▶ **Aim of the task**
Copy every line of the data that contains the string "this".

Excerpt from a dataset

══════

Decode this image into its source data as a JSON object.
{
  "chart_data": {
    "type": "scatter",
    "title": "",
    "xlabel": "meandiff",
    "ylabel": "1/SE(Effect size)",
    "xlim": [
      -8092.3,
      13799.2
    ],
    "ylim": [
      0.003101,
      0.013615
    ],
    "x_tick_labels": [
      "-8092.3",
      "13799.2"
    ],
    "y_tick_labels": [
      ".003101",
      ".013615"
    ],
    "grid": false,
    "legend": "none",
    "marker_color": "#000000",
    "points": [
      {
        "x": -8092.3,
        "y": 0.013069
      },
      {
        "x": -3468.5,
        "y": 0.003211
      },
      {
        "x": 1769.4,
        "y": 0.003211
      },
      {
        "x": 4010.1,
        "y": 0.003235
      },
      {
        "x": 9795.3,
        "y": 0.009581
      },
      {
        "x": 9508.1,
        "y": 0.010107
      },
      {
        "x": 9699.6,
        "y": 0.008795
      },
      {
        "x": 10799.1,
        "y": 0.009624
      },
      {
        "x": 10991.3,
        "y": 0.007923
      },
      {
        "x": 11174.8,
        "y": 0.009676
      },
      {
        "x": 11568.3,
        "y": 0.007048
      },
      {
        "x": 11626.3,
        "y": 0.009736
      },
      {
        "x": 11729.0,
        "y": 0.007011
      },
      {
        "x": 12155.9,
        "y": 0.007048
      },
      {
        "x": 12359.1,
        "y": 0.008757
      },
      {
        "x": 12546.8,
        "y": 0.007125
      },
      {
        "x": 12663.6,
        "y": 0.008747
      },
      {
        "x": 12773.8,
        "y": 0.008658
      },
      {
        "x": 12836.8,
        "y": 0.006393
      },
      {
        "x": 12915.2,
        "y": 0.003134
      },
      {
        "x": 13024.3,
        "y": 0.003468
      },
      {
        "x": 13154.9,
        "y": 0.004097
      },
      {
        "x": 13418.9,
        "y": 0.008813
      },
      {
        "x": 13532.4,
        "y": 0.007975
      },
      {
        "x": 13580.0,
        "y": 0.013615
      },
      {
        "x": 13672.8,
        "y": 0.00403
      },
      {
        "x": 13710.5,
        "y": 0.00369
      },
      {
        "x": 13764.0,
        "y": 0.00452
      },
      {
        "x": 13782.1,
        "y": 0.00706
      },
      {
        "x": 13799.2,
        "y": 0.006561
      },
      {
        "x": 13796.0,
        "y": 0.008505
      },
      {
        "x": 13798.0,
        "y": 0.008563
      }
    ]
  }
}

══════

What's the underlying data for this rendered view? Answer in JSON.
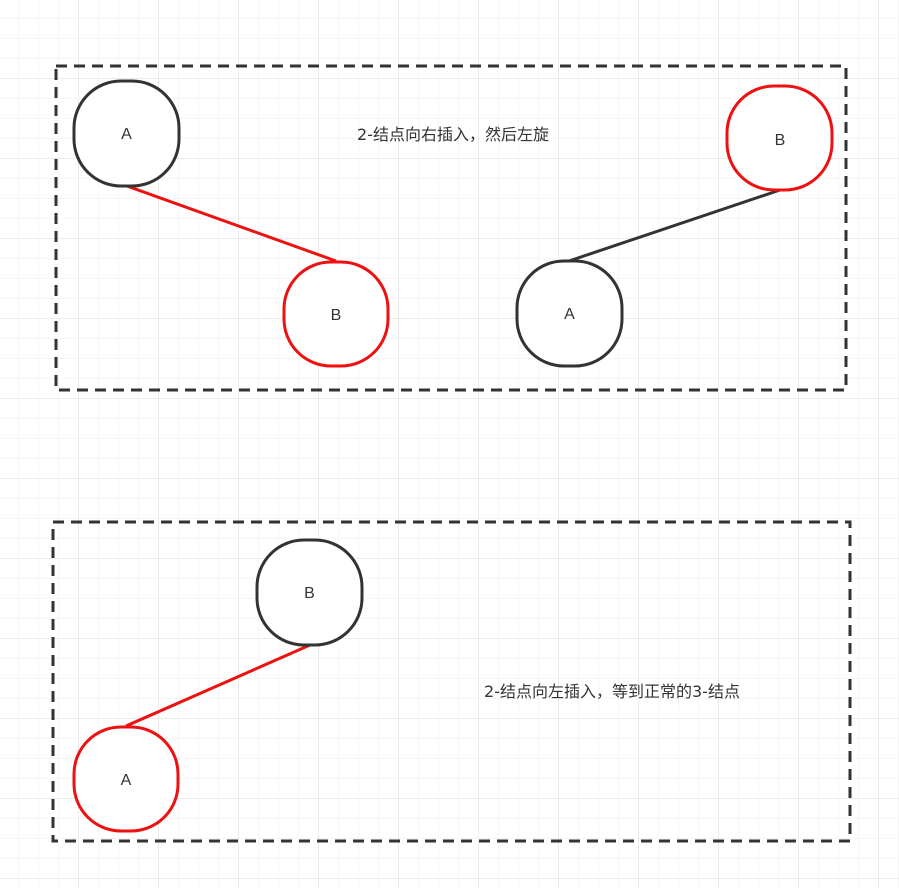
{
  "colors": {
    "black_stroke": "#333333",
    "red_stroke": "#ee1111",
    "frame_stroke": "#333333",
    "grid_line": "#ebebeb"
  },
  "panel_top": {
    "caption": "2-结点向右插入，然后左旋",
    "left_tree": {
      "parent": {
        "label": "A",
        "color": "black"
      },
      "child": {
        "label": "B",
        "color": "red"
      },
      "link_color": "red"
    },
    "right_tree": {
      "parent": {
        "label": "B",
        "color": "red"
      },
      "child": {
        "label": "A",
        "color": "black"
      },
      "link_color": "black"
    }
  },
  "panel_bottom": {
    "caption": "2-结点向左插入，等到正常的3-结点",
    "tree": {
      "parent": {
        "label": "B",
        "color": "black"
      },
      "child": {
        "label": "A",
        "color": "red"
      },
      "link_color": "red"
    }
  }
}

══════

▶ **Completed exercise**
Decode this image into its source data as a JSON object.
What's the underlying data for this rendered view? Answer in JSON.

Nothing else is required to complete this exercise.